-- start Data shown --

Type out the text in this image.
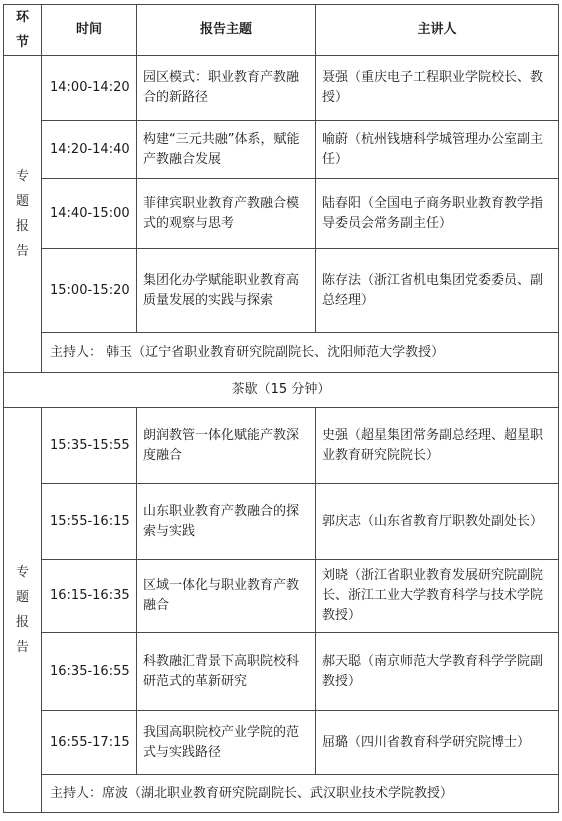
环节	时间	报告主题	主讲人
专题报告	14:00-14:20	园区模式：职业教育产教融合的新路径	聂强（重庆电子工程职业学院校长、教授）
	14:20-14:40	构建“三元共融”体系，赋能产教融合发展	喻蔚（杭州钱塘科学城管理办公室副主任）
	14:40-15:00	菲律宾职业教育产教融合模式的观察与思考	陆春阳（全国电子商务职业教育教学指导委员会常务副主任）
	15:00-15:20	集团化办学赋能职业教育高质量发展的实践与探索	陈存法（浙江省机电集团党委委员、副总经理）
	主持人： 韩玉（辽宁省职业教育研究院副院长、沈阳师范大学教授）		
茶歇（15 分钟）			
专题报告	15:35-15:55	朗润教管一体化赋能产教深度融合	史强（超星集团常务副总经理、超星职业教育研究院院长）
	15:55-16:15	山东职业教育产教融合的探索与实践	郭庆志（山东省教育厅职教处副处长）
	16:15-16:35	区域一体化与职业教育产教融合	刘晓（浙江省职业教育发展研究院副院长、浙江工业大学教育科学与技术学院教授）
	16:35-16:55	科教融汇背景下高职院校科研范式的革新研究	郝天聪（南京师范大学教育科学学院副教授）
	16:55-17:15	我国高职院校产业学院的范式与实践路径	屈璐（四川省教育科学研究院博士）
	主持人：席波（湖北职业教育研究院副院长、武汉职业技术学院教授）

-- end Data shown --

_Written problem_:
Your job is to transcribe the entries above exactly; skip the pictures.

_Result of this exercise_:
Type out the text in this image.
环节	时间	报告主题	主讲人
专题报告	14:00-14:20	园区模式：职业教育产教融合的新路径	聂强（重庆电子工程职业学院校长、教授）
	14:20-14:40	构建“三元共融”体系，赋能产教融合发展	喻蔚（杭州钱塘科学城管理办公室副主任）
	14:40-15:00	菲律宾职业教育产教融合模式的观察与思考	陆春阳（全国电子商务职业教育教学指导委员会常务副主任）
	15:00-15:20	集团化办学赋能职业教育高质量发展的实践与探索	陈存法（浙江省机电集团党委委员、副总经理）
	主持人： 韩玉（辽宁省职业教育研究院副院长、沈阳师范大学教授）		
茶歇（15 分钟）			
专题报告	15:35-15:55	朗润教管一体化赋能产教深度融合	史强（超星集团常务副总经理、超星职业教育研究院院长）
	15:55-16:15	山东职业教育产教融合的探索与实践	郭庆志（山东省教育厅职教处副处长）
	16:15-16:35	区域一体化与职业教育产教融合	刘晓（浙江省职业教育发展研究院副院长、浙江工业大学教育科学与技术学院教授）
	16:35-16:55	科教融汇背景下高职院校科研范式的革新研究	郝天聪（南京师范大学教育科学学院副教授）
	16:55-17:15	我国高职院校产业学院的范式与实践路径	屈璐（四川省教育科学研究院博士）
	主持人：席波（湖北职业教育研究院副院长、武汉职业技术学院教授）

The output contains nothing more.